_Text for analysis_:
---*---
Scientific Research and Essays

  • Abbreviation: Sci. Res. Essays
  • Language: English
  • ISSN: 1992-2248
  • DOI: 10.5897/SRE
  • Start Year: 2006
  • Published Articles: 2754

Full Length Research Paper

Development of a new animal model-bioassay procedure for the evaluation of Xanthine oxidase inhibitors

Mohammad K. Mohammad1, 2*, Rabab Taeem2, Saja Hamed3, Ihab M. Almasri4,   Hatim Alkhatib1, Mohammad Hudaib1 and Yasser Bustanji1  
    1Faculty of Pharmacy, University of Jordan, Amman, Jordan. 2ACDIMA Center for Bioequivalence and Pharmaceutical Studies, Amman, Jordan. 3Faculty of Allied Health Sciences, The Hashemite University, Zarqa, Jordan. 4Faculty of Pharmacy, Al-Azhar University, Gaza, Gaza Strip, Jordan.
---*---
_What needs to be done_: Continue the journal page on the xanthine oxidase inhibitor bioassay study from the point where it stops. The entries that follow come from a separate source, unrelated to the text above.
---*---
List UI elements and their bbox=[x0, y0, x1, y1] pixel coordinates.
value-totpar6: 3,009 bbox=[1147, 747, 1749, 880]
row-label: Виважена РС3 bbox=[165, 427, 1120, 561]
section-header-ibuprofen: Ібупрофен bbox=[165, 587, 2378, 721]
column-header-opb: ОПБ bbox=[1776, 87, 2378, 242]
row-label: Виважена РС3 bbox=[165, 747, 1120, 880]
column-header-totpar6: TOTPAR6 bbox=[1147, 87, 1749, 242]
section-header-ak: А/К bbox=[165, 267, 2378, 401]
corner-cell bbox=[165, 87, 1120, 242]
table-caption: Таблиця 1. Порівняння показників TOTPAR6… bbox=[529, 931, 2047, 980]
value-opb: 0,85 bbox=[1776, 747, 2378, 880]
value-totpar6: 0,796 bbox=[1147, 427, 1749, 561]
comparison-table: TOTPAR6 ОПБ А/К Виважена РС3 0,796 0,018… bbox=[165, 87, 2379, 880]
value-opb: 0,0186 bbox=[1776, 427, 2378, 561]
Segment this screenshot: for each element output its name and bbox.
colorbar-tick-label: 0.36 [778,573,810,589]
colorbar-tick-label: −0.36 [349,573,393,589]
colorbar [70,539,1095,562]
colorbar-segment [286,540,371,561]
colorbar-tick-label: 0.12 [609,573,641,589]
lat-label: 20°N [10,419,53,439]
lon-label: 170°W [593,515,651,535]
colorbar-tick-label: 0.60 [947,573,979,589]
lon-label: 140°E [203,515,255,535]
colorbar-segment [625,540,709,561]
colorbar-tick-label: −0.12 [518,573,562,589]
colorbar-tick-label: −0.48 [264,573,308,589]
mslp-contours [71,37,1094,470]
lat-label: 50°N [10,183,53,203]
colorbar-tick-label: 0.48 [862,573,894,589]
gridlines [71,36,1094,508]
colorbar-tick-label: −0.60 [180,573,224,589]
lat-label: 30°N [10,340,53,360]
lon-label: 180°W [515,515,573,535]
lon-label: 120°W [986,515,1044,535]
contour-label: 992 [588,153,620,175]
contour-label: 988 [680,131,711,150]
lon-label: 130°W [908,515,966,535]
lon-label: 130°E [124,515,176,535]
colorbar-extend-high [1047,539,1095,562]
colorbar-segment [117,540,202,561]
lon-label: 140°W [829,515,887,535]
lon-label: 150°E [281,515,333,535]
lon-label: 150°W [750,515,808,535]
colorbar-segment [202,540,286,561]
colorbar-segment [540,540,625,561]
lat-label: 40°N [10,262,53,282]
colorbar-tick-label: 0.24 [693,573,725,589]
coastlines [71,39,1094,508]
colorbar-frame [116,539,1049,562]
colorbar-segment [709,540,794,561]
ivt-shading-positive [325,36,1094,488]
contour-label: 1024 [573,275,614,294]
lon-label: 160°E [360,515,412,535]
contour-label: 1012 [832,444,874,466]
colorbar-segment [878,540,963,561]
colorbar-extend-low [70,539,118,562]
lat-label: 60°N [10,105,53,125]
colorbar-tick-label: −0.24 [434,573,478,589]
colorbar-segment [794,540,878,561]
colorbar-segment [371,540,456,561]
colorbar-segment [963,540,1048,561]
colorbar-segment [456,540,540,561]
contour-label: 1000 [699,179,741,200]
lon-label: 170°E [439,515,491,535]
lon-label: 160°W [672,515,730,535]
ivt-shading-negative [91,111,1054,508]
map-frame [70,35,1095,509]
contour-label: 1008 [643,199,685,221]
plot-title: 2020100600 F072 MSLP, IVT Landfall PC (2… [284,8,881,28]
---*---
_Solved exercise_:
Email: [email protected]

  •  Accepted: 15 November 2010
  •  Published: 31 December 2010




New Xanthine oxidase inhibitors are in development and these need to be evaluated reliably before being introduced into clinical investigations. The presence of valid, easy and reliable in vivo bioassy to evaluate the Xanthine oxidase inhibition is of utmost importance to achieve steady paces in drug discovery attempts to treat gout disease. The objective of the current study was to develop and validate a bioassay procedure that can be employed for in vivo evaluation of drugs investigated as xanthine oxidase inhibitors. Exploiting rats as an animal model to carry out the bioassay is proposed to establish a novel approach to screen and evaluate the xanthine oxidase inhibitory activity of potential agents and/or plant extracts. Allopurinol was used as a reference treatment to inhibit Xanthine oxidase while the degree of enzyme inhibition was indirectly measured by determining the blood levels of 6-mercaptopurine (6-MP) as a surrogate chemical marker. In this model, serum obtained from: untreated rats, rats treated with 6-MP alone and rats treated with 6-MP and different doses of allopurinol were analyzed, for levels of 6-mercaptopurine. An elevated plasma 6-mercaptopurine level in the allopurinol treated rats as compared to untreated rats was an indication of an in vivo inhibition of the enzyme Xanthine oxidase.


Key words: Xanthine oxidase inhibitors, 6-Mercaptopurine, allopurinol, gout, bioassay, animal model.